_Short exercise_: Find each line containing the string "width". Copy it.

_Recorded data_:
+++++
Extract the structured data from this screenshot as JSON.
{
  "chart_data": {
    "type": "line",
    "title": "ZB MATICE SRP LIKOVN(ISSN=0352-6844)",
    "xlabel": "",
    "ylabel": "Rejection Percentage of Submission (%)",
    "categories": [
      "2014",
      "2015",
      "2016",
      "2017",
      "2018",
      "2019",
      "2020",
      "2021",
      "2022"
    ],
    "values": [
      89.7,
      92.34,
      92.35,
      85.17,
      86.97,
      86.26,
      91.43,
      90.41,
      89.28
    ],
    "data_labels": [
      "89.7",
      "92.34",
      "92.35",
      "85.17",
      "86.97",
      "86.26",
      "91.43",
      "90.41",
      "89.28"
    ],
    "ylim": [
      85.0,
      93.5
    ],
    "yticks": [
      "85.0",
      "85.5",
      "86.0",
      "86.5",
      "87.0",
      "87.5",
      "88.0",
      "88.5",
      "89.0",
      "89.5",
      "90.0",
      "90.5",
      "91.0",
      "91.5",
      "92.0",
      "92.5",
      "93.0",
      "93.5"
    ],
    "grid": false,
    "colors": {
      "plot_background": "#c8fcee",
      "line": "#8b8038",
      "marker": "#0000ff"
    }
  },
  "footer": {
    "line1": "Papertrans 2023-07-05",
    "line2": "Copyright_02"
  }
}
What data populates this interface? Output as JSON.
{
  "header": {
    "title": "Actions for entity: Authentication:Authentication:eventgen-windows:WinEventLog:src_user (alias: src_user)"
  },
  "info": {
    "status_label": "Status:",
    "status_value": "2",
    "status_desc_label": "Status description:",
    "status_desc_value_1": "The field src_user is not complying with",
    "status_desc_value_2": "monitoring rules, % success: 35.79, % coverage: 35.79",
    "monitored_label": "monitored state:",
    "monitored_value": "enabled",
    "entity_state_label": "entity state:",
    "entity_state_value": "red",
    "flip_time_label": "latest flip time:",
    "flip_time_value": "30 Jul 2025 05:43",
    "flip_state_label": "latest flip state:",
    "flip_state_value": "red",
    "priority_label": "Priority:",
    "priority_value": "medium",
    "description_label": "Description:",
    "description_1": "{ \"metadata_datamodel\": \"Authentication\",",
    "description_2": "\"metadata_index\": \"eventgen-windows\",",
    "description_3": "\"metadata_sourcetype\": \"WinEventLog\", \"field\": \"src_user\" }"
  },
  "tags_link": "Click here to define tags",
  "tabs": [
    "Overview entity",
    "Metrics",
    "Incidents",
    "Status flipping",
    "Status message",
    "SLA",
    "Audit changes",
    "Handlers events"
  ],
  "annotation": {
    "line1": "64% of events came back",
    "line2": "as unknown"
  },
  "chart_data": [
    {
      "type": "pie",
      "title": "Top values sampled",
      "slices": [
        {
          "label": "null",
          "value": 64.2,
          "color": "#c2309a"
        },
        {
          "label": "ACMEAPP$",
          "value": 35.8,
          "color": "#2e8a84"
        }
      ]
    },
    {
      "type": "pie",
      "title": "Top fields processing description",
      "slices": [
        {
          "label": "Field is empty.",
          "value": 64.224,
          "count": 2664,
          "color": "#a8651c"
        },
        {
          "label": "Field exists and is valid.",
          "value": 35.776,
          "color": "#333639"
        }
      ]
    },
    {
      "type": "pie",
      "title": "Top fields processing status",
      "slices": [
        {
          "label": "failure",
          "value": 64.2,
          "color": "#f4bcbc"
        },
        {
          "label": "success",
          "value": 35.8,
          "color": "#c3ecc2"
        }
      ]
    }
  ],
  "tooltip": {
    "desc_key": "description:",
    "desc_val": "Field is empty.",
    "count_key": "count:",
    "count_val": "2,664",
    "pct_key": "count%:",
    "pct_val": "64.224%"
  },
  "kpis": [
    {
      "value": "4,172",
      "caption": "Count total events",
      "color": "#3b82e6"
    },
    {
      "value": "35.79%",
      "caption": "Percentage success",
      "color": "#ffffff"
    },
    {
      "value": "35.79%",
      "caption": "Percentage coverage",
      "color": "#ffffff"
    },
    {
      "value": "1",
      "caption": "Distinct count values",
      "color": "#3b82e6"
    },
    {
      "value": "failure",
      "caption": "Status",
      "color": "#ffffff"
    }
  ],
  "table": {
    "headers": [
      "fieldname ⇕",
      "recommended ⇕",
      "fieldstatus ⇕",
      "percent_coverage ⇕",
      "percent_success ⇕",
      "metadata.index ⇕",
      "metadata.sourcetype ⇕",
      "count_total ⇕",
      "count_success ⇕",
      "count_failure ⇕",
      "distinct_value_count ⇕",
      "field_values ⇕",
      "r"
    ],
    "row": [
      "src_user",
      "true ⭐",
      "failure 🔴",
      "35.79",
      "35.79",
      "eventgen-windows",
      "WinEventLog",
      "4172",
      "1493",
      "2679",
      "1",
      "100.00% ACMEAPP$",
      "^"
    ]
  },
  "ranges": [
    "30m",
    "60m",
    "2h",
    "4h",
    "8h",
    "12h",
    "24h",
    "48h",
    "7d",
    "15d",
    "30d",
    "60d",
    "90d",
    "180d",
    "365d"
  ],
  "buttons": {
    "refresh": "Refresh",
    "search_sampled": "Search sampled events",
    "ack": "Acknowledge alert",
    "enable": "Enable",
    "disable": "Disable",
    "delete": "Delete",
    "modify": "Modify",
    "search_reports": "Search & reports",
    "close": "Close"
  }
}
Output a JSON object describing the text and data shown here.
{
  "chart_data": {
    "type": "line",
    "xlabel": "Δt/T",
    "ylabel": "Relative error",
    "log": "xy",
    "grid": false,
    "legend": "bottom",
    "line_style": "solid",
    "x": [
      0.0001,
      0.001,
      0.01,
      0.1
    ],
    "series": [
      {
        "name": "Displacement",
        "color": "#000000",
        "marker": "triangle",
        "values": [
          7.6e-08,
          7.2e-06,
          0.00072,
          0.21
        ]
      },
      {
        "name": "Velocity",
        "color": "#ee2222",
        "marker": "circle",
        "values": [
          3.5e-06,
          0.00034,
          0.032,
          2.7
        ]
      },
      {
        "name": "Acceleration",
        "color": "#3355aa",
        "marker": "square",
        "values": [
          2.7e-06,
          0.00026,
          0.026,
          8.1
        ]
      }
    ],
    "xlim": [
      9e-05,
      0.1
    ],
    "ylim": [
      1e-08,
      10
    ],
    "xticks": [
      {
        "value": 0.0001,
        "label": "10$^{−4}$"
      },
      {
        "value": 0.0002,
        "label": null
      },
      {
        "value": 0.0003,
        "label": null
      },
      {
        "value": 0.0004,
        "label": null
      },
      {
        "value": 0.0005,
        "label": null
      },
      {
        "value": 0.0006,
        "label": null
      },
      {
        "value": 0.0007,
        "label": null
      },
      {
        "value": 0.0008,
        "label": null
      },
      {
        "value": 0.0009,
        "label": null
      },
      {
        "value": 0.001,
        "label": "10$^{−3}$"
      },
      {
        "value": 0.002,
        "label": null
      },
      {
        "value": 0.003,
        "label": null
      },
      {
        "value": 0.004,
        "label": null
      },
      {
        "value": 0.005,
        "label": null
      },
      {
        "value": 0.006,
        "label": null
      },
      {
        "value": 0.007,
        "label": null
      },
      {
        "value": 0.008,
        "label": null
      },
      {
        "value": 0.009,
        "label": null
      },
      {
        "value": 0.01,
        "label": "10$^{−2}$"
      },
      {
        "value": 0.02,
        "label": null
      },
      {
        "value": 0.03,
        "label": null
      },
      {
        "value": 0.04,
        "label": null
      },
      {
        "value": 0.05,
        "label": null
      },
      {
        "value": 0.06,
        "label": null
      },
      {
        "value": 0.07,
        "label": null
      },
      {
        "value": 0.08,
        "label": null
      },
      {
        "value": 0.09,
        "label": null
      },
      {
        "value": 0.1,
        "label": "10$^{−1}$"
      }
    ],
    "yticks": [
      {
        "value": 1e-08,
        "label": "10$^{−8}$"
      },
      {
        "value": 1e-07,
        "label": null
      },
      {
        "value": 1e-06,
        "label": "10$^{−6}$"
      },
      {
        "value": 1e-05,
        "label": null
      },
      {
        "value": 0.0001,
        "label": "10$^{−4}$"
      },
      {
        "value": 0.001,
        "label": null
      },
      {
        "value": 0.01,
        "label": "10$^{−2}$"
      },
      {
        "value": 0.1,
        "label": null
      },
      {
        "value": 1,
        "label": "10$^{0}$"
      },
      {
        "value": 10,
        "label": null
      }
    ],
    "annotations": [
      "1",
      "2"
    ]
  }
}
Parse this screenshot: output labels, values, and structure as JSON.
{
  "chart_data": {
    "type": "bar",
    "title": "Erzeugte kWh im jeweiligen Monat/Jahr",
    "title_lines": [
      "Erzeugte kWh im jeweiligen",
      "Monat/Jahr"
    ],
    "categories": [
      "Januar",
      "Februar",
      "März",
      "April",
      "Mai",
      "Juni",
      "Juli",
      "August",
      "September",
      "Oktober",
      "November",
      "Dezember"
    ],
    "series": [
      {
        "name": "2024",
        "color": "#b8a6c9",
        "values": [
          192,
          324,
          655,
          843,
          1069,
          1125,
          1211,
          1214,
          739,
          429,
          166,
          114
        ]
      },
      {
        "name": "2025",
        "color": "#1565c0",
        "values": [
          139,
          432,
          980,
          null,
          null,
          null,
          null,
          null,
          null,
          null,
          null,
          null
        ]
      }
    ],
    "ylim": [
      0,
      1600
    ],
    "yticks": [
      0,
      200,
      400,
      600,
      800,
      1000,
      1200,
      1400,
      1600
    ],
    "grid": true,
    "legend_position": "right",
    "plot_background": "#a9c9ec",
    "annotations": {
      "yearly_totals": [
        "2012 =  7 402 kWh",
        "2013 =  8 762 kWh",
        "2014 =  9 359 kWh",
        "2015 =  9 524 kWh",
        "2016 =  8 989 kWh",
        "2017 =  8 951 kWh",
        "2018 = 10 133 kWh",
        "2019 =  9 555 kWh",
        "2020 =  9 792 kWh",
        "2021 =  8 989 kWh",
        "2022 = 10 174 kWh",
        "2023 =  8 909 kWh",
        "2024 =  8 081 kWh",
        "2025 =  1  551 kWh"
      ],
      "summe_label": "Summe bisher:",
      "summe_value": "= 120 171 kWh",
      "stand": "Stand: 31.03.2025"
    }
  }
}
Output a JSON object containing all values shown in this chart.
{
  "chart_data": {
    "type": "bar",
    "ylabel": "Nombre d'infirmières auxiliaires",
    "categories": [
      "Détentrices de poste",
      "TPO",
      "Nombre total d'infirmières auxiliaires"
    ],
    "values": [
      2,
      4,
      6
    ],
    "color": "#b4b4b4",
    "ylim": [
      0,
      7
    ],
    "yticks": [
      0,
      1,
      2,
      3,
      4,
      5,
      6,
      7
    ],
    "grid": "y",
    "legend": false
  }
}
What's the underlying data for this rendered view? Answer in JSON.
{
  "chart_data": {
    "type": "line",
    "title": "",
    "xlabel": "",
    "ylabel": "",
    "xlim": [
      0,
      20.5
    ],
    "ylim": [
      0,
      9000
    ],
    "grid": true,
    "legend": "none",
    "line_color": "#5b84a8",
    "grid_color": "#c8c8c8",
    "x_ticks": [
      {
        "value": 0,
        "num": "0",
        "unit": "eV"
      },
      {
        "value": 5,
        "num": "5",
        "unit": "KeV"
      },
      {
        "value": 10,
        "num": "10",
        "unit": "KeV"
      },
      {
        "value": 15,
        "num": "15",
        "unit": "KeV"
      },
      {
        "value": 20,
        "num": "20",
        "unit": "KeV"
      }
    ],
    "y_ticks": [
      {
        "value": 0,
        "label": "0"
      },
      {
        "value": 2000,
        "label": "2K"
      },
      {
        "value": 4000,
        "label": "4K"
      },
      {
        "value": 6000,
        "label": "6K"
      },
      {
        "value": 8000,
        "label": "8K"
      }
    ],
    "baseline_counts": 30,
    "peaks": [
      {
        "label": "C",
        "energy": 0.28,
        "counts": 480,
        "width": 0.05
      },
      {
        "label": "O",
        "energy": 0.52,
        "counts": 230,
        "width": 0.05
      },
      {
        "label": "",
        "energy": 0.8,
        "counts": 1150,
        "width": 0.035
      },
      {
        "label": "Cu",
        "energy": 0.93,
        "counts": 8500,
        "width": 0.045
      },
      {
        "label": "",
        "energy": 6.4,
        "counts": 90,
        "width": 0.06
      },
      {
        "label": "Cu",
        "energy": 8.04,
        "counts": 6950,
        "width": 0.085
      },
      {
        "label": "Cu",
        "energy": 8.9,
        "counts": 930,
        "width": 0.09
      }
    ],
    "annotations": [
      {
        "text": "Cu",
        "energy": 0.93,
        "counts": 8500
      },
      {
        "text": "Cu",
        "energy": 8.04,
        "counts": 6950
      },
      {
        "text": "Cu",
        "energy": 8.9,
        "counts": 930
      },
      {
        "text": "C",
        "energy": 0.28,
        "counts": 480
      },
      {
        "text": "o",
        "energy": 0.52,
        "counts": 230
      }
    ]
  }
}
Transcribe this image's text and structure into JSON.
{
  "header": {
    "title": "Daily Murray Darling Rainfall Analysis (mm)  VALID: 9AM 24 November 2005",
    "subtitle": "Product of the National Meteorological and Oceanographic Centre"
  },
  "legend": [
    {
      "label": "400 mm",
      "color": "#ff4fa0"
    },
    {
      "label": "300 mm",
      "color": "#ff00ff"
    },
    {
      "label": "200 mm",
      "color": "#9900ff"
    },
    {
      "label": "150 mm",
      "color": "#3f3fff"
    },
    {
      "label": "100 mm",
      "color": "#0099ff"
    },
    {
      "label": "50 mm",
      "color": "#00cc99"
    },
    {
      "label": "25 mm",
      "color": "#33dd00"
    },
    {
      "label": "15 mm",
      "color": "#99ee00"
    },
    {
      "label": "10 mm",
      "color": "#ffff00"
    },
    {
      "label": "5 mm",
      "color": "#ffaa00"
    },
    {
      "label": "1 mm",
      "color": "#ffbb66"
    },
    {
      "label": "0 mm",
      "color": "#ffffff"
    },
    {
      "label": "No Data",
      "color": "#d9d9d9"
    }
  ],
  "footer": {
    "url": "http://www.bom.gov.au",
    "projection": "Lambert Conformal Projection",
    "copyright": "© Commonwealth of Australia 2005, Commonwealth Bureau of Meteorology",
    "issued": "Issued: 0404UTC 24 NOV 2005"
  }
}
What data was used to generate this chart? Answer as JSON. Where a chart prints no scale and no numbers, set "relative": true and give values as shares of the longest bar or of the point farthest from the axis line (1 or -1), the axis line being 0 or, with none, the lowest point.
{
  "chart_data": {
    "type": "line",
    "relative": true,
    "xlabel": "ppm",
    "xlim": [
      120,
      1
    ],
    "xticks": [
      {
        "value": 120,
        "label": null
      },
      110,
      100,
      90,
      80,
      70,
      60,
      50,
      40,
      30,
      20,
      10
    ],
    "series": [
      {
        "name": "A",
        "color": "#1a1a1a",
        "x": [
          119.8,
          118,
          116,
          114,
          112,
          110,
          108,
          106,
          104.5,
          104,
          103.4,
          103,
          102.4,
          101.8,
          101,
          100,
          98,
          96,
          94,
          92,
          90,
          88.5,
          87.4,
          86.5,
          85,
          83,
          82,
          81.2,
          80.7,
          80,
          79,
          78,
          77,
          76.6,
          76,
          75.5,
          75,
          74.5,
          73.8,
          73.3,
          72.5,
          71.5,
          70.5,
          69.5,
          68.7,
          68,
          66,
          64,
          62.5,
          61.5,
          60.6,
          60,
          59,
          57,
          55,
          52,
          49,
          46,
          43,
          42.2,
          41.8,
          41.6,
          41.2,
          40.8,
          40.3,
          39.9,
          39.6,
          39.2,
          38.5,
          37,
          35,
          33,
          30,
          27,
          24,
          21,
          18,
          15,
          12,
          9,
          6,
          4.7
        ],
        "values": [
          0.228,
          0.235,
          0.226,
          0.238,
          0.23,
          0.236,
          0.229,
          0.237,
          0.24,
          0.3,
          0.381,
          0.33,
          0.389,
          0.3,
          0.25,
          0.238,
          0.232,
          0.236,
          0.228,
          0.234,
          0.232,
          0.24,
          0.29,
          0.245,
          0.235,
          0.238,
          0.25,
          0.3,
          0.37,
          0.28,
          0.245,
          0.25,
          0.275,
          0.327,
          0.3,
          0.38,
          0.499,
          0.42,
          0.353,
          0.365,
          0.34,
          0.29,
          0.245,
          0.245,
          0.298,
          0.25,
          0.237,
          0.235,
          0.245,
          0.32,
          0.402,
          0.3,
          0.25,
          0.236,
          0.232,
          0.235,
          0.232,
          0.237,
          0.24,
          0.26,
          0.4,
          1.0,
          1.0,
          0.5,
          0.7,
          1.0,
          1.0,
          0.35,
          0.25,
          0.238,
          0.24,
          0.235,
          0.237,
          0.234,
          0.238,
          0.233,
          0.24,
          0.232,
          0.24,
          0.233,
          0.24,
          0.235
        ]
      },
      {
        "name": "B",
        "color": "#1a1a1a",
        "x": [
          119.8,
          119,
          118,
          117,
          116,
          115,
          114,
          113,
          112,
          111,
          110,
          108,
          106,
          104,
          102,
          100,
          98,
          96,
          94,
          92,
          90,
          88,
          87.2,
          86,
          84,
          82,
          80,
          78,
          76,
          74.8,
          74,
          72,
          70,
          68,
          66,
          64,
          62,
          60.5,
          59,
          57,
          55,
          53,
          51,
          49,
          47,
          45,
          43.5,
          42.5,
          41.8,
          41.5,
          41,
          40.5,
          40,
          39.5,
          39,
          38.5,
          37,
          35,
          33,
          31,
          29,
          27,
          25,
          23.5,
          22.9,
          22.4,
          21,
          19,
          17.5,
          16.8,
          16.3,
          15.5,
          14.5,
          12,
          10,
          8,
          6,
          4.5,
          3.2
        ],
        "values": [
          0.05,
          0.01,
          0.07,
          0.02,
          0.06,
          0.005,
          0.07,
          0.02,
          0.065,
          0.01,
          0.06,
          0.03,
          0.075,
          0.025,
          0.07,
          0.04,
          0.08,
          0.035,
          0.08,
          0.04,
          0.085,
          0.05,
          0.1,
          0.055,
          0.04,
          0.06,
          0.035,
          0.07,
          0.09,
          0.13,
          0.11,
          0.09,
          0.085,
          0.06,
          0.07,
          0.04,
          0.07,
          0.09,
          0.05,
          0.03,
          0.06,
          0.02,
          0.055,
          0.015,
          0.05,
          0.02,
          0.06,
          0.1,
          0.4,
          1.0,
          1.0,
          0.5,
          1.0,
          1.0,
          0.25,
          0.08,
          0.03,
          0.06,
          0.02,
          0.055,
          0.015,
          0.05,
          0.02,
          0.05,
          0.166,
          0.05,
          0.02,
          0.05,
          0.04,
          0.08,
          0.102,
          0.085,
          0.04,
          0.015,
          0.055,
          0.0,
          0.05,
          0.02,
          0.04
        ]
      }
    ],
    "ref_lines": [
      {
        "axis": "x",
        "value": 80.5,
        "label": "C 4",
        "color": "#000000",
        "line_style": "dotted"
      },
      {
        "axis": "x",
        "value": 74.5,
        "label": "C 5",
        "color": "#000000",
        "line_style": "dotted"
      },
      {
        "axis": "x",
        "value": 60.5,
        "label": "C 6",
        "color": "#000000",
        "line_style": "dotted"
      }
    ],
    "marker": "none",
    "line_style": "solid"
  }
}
+++++
_Correct answer_:
        "width": 0.05
        "width": 0.05
        "width": 0.035
        "width": 0.045
        "width": 0.06
        "width": 0.085
        "width": 0.09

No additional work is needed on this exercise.